* Start Records for the exercise *

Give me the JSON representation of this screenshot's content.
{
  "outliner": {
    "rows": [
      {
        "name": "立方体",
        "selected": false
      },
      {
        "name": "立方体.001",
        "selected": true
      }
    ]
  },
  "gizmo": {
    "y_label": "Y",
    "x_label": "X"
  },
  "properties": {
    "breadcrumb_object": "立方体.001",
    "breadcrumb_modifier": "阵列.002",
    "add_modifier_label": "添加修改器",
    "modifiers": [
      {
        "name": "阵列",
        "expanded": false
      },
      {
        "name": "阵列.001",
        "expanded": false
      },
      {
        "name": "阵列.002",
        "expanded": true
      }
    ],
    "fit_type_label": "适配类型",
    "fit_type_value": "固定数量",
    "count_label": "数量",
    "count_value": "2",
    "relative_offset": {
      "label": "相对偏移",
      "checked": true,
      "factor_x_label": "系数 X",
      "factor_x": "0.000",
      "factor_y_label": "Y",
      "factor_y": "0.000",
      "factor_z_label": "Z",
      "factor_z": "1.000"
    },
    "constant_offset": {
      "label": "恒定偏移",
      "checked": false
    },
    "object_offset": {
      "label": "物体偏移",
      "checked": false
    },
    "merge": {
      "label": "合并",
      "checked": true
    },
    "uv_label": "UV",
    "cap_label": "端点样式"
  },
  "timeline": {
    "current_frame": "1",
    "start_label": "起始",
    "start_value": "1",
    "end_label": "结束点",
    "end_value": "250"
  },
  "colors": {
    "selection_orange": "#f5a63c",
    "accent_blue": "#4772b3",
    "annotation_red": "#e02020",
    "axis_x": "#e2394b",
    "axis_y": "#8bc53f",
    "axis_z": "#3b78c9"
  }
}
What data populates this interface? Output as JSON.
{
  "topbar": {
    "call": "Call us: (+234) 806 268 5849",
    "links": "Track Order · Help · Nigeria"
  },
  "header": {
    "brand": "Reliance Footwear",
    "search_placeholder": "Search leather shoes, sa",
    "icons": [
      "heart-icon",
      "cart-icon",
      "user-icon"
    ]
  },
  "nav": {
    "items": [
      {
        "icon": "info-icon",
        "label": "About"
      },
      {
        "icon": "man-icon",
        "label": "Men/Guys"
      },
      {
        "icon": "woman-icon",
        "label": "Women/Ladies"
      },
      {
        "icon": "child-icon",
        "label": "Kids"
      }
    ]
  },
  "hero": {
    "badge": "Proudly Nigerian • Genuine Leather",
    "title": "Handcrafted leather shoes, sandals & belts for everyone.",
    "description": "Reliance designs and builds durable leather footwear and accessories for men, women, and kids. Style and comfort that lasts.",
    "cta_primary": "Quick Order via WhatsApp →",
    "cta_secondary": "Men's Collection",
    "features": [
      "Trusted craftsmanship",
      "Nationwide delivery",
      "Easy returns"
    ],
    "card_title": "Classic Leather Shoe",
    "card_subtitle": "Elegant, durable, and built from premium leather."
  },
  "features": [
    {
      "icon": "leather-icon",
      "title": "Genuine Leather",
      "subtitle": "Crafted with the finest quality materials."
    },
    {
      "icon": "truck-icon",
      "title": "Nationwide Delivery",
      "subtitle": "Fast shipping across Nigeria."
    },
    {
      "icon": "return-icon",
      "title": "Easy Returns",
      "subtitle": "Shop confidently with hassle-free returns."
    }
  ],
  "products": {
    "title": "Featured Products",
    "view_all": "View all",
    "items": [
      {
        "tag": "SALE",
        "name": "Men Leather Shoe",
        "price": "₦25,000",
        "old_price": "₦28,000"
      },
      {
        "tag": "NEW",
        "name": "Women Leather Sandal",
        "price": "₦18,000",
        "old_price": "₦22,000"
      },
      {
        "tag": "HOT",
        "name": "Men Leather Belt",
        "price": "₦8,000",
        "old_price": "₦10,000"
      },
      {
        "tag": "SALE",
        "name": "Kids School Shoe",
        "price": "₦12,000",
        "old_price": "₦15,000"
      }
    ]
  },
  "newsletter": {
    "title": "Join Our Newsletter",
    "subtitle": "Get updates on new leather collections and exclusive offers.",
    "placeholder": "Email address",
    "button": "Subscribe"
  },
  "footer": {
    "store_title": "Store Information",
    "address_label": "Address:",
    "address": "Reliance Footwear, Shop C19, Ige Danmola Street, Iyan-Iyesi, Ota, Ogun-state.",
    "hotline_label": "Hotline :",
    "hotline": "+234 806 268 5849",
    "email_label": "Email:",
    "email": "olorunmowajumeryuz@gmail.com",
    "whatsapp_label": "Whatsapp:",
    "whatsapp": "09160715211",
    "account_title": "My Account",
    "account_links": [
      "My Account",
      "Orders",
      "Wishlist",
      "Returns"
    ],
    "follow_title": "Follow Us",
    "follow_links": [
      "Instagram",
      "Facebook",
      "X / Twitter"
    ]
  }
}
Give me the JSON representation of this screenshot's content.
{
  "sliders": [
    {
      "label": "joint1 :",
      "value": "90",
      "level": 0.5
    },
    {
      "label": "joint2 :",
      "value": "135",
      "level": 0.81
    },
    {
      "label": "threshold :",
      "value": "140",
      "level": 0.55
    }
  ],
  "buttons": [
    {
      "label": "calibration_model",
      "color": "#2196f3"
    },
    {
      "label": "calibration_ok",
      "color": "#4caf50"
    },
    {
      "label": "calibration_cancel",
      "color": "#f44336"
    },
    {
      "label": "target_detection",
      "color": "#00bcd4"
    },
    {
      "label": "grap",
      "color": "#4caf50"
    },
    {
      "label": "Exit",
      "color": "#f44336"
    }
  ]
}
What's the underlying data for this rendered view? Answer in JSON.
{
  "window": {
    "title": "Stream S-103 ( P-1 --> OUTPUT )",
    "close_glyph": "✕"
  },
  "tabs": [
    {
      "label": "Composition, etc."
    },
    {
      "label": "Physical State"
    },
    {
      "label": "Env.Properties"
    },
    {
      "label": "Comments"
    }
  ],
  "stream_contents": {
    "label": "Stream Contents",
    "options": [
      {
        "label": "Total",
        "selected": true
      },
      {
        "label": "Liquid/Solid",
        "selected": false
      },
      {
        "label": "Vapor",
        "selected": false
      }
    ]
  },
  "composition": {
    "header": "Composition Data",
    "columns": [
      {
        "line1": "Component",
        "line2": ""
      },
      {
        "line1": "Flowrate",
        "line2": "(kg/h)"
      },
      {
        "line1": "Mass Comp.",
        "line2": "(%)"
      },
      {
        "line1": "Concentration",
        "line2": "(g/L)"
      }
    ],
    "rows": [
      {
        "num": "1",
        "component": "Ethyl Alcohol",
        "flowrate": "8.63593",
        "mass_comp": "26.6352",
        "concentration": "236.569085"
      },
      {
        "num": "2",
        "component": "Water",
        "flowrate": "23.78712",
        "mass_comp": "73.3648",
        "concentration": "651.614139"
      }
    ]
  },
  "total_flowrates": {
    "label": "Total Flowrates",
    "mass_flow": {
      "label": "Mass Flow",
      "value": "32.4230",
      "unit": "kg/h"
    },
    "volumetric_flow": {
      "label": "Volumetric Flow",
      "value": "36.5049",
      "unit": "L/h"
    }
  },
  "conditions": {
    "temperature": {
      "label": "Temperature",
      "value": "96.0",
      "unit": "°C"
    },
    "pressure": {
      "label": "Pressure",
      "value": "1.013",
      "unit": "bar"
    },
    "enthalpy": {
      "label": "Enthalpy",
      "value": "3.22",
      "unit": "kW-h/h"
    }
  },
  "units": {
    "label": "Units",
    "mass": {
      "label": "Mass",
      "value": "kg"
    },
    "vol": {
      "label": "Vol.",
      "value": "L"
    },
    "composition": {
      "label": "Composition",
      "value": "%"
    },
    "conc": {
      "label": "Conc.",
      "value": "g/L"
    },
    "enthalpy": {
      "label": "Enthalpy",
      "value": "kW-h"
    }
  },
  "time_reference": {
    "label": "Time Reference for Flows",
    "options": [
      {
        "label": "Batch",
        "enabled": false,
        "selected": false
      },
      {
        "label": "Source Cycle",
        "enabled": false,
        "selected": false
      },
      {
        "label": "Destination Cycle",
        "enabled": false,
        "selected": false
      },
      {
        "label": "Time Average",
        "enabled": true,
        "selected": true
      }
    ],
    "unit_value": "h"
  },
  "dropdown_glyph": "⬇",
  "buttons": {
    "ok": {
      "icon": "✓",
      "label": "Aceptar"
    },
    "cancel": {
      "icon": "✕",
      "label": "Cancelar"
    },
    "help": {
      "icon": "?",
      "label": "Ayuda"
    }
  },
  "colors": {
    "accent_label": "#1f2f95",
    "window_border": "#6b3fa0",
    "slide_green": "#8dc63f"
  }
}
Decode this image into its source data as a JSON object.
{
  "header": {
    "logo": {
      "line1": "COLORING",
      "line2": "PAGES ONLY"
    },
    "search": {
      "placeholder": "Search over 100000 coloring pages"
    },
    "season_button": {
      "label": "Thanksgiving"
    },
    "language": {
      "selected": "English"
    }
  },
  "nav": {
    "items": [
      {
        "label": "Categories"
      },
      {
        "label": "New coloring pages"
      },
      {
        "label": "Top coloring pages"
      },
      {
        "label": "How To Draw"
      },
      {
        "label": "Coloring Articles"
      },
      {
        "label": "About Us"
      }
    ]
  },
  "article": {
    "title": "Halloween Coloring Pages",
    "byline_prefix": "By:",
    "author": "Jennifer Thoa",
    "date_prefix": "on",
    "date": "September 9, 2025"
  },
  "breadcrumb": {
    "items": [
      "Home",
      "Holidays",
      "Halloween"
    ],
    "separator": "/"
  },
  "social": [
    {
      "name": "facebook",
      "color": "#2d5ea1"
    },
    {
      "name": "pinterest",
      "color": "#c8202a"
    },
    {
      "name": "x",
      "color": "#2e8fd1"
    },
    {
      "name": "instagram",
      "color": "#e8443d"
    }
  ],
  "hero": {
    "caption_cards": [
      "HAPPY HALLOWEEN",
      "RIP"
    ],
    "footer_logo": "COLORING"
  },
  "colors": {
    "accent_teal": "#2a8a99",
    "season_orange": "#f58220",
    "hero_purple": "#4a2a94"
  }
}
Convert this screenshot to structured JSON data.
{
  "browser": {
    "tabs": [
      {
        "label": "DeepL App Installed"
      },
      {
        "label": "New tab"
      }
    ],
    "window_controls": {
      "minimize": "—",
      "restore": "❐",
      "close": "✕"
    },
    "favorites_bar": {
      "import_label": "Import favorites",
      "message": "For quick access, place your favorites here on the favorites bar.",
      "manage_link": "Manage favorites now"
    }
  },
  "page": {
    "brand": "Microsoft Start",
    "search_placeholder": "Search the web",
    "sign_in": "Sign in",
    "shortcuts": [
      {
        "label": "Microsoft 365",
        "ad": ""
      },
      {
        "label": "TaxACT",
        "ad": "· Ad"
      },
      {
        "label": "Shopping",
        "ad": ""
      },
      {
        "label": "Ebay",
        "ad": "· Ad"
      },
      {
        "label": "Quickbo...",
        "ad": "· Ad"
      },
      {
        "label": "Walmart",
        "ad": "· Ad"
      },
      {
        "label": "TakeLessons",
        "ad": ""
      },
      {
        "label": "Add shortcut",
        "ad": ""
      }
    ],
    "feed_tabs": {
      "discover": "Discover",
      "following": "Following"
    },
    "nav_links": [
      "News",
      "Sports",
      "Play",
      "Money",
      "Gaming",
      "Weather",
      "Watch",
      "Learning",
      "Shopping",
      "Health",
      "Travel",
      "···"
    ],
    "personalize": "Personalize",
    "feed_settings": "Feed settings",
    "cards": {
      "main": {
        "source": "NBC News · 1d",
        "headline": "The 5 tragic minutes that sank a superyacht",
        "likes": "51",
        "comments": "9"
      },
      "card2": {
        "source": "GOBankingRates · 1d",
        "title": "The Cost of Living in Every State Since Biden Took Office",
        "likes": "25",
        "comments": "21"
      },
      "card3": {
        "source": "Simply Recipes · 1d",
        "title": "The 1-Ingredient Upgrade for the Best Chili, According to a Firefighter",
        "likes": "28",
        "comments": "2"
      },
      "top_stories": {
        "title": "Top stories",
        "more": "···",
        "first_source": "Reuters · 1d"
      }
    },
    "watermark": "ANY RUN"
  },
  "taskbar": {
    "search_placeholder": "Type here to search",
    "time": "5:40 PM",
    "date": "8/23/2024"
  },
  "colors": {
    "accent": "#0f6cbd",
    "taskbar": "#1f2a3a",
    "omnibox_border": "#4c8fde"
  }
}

* End Records for the exercise *

_Written exercise_: Pull every line holding "here" out of the records.

_Solution to the problem_:
      "message": "For quick access, place your favorites here on the favorites bar.",
    "search_placeholder": "Type here to search",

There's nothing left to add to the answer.